▸ DIRECTIONS FOR THIS TASK
Among the following entries, count the lines that contain "title" and report only the result.

────────────────────────────────────────

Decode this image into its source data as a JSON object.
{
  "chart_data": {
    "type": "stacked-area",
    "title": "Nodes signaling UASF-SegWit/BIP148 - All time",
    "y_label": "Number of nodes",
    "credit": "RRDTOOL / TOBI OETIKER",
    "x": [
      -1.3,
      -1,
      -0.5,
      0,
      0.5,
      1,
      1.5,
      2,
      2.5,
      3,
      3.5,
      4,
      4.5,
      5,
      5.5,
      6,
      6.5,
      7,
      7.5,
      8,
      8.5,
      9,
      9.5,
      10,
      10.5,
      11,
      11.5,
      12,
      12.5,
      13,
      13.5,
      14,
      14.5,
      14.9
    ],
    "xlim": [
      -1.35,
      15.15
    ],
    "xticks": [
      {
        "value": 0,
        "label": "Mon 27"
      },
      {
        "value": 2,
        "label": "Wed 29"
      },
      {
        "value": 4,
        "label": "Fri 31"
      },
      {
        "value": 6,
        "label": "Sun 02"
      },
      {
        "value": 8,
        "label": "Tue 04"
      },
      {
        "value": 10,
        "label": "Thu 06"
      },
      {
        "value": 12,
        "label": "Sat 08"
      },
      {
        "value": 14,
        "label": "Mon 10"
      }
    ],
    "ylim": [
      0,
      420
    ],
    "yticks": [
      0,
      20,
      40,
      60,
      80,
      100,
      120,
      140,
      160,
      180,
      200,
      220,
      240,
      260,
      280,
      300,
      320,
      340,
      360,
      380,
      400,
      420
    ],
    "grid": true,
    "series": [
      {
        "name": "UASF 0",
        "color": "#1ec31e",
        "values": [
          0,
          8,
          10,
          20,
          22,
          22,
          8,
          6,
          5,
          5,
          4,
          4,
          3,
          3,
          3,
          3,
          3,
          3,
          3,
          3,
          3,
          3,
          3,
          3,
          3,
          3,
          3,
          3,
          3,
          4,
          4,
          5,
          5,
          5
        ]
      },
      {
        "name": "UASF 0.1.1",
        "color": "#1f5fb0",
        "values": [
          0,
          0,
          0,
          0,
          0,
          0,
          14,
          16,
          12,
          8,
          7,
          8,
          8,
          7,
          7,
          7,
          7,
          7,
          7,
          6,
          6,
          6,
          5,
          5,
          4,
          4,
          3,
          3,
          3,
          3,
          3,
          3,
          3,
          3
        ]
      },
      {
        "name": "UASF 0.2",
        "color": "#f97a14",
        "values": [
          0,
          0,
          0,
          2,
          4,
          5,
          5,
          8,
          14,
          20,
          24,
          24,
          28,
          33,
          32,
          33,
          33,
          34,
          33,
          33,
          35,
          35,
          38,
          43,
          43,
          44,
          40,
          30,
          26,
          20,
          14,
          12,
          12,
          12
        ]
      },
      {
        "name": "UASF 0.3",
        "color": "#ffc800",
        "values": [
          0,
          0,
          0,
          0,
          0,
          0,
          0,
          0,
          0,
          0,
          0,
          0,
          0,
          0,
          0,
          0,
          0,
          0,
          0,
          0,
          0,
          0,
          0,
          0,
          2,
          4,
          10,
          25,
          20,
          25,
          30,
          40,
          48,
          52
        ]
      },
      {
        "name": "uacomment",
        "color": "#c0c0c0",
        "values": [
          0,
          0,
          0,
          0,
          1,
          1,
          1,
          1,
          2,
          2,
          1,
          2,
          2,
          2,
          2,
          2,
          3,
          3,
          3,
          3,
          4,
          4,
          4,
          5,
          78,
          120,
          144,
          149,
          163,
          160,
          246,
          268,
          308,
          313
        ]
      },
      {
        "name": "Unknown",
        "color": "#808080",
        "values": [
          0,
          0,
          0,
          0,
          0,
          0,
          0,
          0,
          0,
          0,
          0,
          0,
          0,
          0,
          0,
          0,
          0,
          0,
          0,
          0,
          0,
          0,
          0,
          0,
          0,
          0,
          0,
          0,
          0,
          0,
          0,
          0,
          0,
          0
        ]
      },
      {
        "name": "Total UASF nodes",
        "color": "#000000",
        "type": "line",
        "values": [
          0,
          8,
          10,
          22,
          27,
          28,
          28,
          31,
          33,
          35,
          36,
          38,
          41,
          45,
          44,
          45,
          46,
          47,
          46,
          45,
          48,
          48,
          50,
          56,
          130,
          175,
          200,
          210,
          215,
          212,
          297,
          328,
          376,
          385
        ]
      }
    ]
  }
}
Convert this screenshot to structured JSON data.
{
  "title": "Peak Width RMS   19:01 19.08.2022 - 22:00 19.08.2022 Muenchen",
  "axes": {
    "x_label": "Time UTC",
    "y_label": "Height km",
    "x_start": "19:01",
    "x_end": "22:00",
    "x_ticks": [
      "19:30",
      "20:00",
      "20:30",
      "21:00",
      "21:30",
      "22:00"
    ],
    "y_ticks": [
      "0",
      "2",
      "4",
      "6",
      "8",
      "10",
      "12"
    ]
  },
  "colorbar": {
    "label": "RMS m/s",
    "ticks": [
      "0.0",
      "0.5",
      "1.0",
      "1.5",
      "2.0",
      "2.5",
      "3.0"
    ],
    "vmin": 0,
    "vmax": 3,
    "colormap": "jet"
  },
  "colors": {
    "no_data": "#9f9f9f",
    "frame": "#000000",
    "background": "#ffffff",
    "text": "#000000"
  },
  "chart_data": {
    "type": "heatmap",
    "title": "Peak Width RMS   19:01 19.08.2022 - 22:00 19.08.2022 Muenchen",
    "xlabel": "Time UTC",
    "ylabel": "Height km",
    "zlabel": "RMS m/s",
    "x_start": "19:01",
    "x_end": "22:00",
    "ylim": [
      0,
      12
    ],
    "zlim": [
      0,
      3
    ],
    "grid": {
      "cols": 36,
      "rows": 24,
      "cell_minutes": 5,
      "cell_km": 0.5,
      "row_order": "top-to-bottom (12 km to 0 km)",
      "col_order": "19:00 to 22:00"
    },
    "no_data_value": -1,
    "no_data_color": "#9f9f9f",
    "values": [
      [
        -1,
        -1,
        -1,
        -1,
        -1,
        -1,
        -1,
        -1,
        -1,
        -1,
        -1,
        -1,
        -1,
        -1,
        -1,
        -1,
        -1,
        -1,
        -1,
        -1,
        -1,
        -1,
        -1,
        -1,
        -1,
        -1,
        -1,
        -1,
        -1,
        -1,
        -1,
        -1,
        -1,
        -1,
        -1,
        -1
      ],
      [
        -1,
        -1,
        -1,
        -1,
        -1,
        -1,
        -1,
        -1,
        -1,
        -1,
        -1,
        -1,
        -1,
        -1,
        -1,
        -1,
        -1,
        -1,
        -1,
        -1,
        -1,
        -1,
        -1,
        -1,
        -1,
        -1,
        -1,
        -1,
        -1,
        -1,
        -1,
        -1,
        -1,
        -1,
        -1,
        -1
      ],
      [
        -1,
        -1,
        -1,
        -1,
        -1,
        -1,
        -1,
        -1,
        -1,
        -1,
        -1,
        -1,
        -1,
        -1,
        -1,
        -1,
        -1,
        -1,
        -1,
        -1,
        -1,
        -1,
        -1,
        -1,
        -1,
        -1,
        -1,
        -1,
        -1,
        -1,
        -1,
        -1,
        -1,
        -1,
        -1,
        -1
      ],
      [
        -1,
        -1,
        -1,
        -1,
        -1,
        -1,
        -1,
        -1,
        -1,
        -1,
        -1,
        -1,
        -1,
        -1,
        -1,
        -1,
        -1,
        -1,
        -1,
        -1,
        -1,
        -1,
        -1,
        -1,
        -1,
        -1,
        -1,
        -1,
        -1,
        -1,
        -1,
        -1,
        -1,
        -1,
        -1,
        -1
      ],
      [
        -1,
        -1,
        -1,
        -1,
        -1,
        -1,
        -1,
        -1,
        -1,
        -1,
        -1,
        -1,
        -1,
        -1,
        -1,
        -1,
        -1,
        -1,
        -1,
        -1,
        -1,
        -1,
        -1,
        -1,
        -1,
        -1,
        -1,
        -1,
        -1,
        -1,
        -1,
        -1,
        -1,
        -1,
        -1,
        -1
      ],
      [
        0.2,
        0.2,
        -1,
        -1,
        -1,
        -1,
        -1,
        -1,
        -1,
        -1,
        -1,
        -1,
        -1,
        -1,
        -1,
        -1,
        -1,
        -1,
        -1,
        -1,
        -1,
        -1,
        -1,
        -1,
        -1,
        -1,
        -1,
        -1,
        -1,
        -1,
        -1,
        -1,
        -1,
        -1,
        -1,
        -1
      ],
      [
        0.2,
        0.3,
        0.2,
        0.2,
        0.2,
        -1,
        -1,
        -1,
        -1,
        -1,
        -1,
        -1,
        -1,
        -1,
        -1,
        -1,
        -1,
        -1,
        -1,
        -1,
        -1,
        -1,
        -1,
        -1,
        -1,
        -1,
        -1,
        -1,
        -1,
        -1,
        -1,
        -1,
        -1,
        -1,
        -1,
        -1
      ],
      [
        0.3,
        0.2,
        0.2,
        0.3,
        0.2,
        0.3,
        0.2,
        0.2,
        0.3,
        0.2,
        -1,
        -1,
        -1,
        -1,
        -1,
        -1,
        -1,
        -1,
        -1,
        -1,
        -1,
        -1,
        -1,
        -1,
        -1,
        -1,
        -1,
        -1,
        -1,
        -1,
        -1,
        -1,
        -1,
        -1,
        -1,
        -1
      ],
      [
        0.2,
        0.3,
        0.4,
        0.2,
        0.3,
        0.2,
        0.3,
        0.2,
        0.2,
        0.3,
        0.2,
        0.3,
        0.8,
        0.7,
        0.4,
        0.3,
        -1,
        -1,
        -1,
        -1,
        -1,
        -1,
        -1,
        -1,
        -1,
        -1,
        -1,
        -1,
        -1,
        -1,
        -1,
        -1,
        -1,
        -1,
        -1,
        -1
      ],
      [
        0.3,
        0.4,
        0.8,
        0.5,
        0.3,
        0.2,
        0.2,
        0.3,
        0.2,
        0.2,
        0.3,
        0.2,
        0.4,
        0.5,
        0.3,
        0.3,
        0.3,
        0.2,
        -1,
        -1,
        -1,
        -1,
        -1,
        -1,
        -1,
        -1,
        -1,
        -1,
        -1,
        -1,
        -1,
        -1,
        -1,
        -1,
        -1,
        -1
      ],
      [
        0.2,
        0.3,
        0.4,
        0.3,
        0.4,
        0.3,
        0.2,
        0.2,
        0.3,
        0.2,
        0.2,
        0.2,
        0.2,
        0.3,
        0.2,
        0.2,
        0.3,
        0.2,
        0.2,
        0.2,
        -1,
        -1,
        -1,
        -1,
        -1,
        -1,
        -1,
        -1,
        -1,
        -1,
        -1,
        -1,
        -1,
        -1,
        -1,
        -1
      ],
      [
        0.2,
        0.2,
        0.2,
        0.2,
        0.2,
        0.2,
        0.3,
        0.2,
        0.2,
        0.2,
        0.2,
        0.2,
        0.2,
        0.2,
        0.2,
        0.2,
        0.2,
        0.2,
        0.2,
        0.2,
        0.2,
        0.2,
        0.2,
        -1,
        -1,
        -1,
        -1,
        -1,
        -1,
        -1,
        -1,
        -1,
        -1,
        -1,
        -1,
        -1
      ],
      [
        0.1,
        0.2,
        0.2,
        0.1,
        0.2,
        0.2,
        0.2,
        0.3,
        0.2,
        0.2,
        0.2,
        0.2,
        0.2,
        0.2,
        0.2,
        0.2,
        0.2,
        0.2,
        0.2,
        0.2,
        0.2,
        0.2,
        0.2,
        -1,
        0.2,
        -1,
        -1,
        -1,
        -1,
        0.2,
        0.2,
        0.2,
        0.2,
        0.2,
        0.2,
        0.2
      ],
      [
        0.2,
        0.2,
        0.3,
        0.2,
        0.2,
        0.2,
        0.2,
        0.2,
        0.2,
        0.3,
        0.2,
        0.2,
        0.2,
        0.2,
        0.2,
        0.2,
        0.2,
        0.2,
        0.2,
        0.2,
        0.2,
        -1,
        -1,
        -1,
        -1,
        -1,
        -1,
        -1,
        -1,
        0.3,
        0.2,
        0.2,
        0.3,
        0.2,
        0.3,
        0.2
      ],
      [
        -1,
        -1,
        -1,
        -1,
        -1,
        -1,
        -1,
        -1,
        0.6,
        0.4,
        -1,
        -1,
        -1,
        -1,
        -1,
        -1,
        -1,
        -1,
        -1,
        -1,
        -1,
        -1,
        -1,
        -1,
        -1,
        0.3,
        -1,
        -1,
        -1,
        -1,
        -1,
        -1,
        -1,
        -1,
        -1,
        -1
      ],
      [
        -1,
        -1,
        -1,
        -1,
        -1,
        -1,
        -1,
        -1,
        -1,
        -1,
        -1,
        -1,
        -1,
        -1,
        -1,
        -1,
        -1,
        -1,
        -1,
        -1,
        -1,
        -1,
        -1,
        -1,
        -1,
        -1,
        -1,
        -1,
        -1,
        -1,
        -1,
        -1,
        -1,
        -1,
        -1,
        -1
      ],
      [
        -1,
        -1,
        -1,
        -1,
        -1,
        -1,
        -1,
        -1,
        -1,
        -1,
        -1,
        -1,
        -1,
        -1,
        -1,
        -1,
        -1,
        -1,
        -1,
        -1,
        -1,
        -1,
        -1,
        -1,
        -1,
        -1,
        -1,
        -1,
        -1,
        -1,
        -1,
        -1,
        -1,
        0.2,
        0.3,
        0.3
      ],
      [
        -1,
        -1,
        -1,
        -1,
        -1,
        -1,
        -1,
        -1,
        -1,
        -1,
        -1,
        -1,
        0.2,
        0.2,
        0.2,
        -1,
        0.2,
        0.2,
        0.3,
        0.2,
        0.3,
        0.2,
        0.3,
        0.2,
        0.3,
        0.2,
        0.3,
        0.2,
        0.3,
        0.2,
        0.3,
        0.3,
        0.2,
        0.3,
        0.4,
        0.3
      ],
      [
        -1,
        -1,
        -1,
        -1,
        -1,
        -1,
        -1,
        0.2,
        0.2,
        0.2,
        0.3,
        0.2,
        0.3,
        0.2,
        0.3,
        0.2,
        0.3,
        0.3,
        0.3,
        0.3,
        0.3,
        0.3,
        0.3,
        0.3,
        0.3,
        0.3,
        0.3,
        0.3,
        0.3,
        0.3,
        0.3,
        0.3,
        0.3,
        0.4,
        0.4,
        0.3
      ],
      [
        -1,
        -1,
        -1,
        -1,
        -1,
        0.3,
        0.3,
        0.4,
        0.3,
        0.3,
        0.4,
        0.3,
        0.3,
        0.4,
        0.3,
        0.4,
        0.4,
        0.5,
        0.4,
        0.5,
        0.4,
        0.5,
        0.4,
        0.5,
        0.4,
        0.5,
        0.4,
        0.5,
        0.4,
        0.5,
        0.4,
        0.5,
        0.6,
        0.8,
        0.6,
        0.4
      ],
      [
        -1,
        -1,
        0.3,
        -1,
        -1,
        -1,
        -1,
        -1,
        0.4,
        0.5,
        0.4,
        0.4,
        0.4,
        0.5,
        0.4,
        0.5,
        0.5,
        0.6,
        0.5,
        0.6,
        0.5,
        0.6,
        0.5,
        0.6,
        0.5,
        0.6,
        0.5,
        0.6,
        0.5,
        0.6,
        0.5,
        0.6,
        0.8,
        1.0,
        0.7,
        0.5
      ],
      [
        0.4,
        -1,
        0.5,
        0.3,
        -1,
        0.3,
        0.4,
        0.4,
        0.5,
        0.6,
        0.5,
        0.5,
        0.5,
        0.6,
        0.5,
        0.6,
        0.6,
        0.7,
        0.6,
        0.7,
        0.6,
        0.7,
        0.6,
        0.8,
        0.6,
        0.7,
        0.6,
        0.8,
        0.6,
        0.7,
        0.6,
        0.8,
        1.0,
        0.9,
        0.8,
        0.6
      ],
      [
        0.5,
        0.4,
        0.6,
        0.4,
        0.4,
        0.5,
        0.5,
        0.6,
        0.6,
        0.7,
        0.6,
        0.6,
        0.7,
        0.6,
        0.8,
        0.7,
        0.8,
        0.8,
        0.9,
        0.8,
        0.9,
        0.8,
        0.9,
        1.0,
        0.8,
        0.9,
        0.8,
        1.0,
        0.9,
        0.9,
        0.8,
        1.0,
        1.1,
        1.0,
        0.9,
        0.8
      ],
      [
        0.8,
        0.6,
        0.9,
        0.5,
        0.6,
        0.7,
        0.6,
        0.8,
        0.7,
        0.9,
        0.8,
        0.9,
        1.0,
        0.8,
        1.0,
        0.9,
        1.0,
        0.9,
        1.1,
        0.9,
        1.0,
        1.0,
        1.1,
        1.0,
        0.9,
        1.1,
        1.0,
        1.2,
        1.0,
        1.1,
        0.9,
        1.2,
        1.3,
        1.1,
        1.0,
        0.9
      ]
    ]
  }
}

────────────────────────────────────────

▸ TASK RESULT
3